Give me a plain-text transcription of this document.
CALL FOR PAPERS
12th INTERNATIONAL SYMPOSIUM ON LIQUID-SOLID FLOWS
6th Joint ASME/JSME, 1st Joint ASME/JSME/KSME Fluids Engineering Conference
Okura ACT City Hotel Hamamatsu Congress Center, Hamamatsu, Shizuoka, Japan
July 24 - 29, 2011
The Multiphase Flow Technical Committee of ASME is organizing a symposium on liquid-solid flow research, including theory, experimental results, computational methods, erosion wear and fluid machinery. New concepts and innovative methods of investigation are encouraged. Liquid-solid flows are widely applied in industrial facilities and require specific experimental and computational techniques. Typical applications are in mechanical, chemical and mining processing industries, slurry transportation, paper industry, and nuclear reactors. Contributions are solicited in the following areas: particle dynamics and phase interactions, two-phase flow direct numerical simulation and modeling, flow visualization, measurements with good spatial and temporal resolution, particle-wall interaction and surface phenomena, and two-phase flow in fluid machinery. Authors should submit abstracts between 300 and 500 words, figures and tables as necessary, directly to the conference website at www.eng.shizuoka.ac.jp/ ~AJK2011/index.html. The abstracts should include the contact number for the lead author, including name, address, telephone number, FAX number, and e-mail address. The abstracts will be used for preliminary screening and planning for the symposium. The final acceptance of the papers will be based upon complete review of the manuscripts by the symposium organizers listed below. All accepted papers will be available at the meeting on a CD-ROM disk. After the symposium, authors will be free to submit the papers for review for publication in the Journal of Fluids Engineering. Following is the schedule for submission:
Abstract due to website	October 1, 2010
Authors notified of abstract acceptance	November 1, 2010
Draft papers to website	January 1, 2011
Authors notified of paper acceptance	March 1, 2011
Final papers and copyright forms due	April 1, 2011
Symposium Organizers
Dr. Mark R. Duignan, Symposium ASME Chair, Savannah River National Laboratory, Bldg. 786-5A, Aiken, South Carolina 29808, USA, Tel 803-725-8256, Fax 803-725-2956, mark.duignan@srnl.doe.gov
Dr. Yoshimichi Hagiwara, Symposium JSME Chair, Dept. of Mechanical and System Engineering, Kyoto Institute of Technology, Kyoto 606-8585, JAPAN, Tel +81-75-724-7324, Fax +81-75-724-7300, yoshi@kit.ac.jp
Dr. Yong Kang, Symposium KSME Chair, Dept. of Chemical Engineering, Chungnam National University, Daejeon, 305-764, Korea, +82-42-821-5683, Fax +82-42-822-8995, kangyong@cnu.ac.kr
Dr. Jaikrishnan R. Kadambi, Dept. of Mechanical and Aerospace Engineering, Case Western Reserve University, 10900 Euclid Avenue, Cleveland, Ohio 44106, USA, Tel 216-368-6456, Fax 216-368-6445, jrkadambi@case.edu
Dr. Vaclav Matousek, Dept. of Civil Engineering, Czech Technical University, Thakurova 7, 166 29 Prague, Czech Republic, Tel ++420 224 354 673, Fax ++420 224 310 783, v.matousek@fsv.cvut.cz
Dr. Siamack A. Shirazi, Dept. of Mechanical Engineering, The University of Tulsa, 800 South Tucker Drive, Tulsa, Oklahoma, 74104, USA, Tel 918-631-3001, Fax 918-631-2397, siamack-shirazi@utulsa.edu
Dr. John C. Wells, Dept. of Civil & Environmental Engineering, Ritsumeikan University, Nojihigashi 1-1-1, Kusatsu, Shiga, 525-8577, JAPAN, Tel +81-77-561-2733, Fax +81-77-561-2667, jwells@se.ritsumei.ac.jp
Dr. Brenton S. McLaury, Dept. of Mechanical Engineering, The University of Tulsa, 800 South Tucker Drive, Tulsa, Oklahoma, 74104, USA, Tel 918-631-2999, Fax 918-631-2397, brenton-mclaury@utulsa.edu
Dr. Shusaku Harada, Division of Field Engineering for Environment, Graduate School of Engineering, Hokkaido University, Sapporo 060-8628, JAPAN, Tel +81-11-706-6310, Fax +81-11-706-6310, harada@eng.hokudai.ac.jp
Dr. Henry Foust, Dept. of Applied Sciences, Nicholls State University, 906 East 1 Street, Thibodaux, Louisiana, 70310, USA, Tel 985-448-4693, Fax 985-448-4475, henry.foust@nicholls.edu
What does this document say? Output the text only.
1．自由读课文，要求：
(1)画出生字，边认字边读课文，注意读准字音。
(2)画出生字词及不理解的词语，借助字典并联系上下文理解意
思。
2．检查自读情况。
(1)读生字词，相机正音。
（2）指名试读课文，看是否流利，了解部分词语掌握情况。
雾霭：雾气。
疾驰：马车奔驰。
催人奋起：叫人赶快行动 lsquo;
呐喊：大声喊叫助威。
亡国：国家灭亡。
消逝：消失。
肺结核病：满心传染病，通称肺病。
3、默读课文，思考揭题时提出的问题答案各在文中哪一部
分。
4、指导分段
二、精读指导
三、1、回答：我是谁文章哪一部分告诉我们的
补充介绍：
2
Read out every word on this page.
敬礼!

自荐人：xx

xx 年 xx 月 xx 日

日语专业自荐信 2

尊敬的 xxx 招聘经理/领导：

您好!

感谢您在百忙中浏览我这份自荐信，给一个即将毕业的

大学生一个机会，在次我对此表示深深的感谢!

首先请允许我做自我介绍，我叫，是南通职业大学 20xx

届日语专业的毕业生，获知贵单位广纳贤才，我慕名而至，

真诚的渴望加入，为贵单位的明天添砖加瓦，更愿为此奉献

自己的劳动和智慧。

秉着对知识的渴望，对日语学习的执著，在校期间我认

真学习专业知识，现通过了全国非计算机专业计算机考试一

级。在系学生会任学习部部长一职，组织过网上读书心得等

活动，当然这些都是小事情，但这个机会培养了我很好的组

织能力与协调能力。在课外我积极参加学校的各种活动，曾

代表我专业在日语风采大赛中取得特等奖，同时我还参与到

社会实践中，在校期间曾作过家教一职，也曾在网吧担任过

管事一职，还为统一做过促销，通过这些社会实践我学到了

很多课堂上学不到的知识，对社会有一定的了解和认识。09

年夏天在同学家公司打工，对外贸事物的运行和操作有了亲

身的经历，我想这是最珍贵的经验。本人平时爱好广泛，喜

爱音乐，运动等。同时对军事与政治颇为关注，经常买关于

· · · ·

**EXERCISE GOAL:**
How many lines in the listing contain "Fluids"? Answer with the number alone.

**COMPLETE RESPONSE:**
2